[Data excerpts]
----

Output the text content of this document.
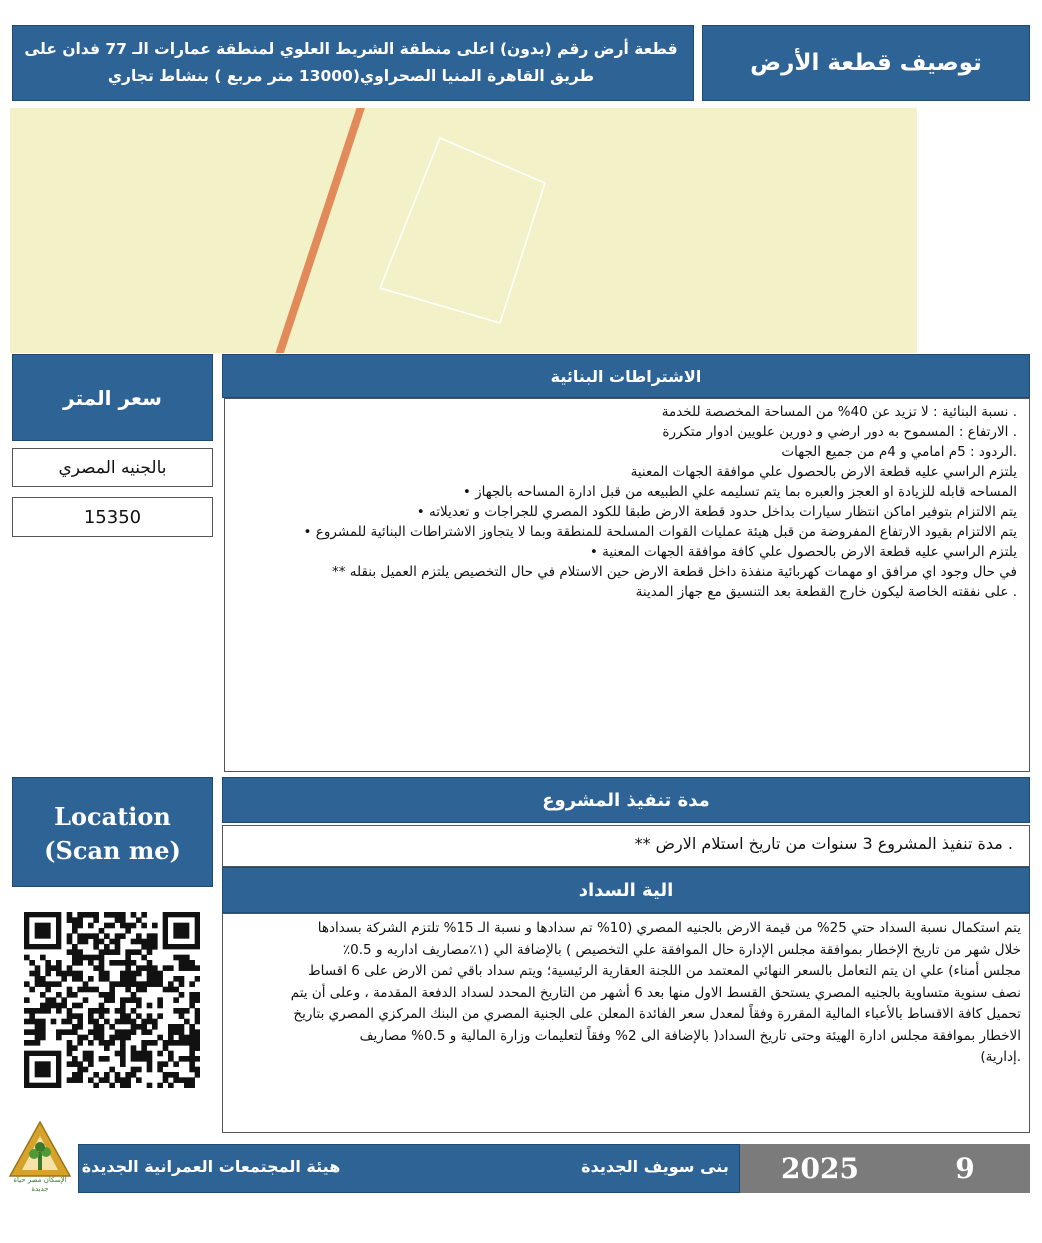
توصيف قطعة الأرض
قطعة أرض رقم (بدون) اعلى منطقة الشريط العلوي لمنطقة عمارات الـ 77 فدان على
طريق القاهرة المنيا الصحراوي(13000 متر مربع ) بنشاط تجاري
سعر المتر
بالجنيه المصري
15350
الاشتراطات البنائية
. نسبة البنائية : لا تزيد عن 40% من المساحة المخصصة للخدمة
. الارتفاع : المسموح به دور ارضي و دورين علويين ادوار متكررة
.الردود : 5م امامي و 4م من جميع الجهات
يلتزم الراسي عليه قطعة الارض بالحصول علي موافقة الجهات المعنية
المساحه قابله للزيادة او العجز والعبره بما يتم تسليمه علي الطبيعه من قبل ادارة المساحه بالجهاز •
يتم الالتزام بتوفير اماكن انتظار سيارات بداخل حدود قطعة الارض طبقا للكود المصري للجراجات و تعديلاته •
يتم الالتزام بقيود الارتفاع المفروضة من قبل هيئة عمليات القوات المسلحة للمنطقة وبما لا يتجاوز الاشتراطات البنائية للمشروع •
يلتزم الراسي عليه قطعة الارض بالحصول علي كافة موافقة الجهات المعنية •
في حال وجود اي مرافق او مهمات كهربائية منفذة داخل قطعة الارض حين الاستلام في حال التخصيص يلتزم العميل بنقله **
. على نفقته الخاصة ليكون خارج القطعة بعد التنسيق مع جهاز المدينة
Location
(Scan me)
مدة تنفيذ المشروع
. مدة تنفيذ المشروع 3 سنوات من تاريخ استلام الارض **
الية السداد
يتم استكمال نسبة السداد حتي 25% من قيمة الارض بالجنيه المصري (10% تم سدادها و نسبة الـ 15% تلتزم الشركة بسدادها
خلال شهر من تاريخ الإخطار بموافقة مجلس الإدارة حال الموافقة علي التخصيص ) بالإضافة الي (١٪مصاريف اداريه و 0.5٪
مجلس أمناء) علي ان يتم التعامل بالسعر النهائي المعتمد من اللجنة العقارية الرئيسية؛ ويتم سداد باقي ثمن الارض على 6 اقساط
نصف سنوية متساوية بالجنيه المصري يستحق القسط الاول منها بعد 6 أشهر من التاريخ المحدد لسداد الدفعة المقدمة ، وعلى أن يتم
تحميل كافة الاقساط بالأعباء المالية المقررة وفقاً لمعدل سعر الفائدة المعلن على الجنية المصري من البنك المركزي المصري بتاريخ
الاخطار بموافقة مجلس ادارة الهيئة وحتى تاريخ السداد( بالإضافة الى 2% وفقاً لتعليمات وزارة المالية و 0.5% مصاريف
.إدارية)
الإسكان مصر حياة جديدة
هيئة المجتمعات العمرانية الجديدة	بنى سويف الجديدة	2025	9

----

• **WRITTEN TASK**: Pull out and copy each line containing the string "بموافقة".

• **TASK OUTPUT**:
خلال شهر من تاريخ الإخطار بموافقة مجلس الإدارة حال الموافقة علي التخصيص ) بالإضافة الي (١٪مصاريف اداريه و 0.5٪
الاخطار بموافقة مجلس ادارة الهيئة وحتى تاريخ السداد( بالإضافة الى 2% وفقاً لتعليمات وزارة المالية و 0.5% مصاريف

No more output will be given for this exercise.